**What to produce:** Within the data that follows, how many lines carry the string "name"? Give the number alone.

**Records for the exercise:**
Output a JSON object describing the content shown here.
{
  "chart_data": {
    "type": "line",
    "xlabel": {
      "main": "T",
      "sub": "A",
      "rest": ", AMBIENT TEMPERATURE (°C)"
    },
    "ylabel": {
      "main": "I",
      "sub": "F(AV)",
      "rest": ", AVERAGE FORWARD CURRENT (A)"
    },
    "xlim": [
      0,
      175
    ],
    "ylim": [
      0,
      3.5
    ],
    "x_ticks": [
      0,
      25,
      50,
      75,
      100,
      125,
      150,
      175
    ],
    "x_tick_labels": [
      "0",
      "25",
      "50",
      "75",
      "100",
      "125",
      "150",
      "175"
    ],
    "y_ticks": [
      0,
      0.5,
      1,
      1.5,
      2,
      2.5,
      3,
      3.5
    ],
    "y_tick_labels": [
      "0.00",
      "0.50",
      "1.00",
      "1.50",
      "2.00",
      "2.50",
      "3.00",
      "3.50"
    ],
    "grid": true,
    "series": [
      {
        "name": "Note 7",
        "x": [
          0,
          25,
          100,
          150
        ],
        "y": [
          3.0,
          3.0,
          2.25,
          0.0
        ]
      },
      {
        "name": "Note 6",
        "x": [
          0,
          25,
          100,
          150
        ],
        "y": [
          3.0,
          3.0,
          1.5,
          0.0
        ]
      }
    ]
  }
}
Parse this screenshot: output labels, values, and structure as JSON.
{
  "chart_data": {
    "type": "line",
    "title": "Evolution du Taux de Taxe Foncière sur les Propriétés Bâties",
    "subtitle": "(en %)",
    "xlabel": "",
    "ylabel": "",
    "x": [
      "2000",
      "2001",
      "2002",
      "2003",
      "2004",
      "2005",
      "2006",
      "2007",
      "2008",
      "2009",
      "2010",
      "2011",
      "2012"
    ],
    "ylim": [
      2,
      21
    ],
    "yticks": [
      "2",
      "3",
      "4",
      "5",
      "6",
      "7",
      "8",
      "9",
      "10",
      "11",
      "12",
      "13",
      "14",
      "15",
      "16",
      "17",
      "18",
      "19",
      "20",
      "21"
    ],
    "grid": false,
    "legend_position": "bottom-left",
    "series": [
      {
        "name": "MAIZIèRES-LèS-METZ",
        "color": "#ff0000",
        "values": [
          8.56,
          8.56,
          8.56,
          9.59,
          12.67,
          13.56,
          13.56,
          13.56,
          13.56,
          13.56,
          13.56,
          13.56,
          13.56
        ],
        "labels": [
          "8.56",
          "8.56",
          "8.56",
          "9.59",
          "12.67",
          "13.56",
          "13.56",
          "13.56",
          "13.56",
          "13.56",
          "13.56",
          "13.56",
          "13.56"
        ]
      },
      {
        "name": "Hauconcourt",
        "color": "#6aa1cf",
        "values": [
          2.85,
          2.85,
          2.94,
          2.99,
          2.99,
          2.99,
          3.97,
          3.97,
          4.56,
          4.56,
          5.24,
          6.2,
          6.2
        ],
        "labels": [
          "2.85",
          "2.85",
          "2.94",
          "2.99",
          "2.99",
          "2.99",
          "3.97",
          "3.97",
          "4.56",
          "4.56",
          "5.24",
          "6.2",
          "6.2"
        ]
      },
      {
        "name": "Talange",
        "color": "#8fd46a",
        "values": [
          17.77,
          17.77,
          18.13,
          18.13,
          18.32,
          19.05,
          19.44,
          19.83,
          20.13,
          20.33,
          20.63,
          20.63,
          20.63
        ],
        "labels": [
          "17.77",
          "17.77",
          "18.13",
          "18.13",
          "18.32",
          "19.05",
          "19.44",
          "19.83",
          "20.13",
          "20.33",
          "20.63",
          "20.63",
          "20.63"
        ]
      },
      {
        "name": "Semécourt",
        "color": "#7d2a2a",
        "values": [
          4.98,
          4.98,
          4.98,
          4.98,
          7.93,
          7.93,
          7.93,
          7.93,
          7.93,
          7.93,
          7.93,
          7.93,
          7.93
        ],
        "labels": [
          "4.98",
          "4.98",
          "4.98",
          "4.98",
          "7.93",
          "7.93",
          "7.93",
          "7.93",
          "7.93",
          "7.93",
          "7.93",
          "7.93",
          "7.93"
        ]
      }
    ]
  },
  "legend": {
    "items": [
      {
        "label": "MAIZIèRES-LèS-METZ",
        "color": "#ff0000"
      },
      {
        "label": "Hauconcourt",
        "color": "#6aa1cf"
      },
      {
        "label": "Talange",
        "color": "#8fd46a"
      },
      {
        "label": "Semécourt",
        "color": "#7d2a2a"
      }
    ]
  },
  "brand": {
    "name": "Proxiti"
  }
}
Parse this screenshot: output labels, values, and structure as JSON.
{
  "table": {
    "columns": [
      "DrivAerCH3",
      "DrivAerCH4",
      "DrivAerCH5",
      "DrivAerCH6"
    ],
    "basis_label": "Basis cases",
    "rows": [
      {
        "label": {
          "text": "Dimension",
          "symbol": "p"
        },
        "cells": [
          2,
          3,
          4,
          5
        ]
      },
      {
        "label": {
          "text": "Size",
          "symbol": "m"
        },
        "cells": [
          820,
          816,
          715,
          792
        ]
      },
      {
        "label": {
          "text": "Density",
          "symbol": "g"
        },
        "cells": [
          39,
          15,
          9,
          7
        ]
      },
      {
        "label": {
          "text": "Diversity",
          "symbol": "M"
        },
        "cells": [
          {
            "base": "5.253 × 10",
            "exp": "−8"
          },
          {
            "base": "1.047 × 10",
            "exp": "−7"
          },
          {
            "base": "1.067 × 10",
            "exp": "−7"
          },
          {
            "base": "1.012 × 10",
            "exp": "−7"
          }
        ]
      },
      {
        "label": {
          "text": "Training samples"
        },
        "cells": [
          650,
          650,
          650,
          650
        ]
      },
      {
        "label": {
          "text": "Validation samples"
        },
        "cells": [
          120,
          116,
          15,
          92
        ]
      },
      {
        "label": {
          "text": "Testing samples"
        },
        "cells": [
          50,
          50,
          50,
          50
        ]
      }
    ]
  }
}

**Solution to this exercise:** 7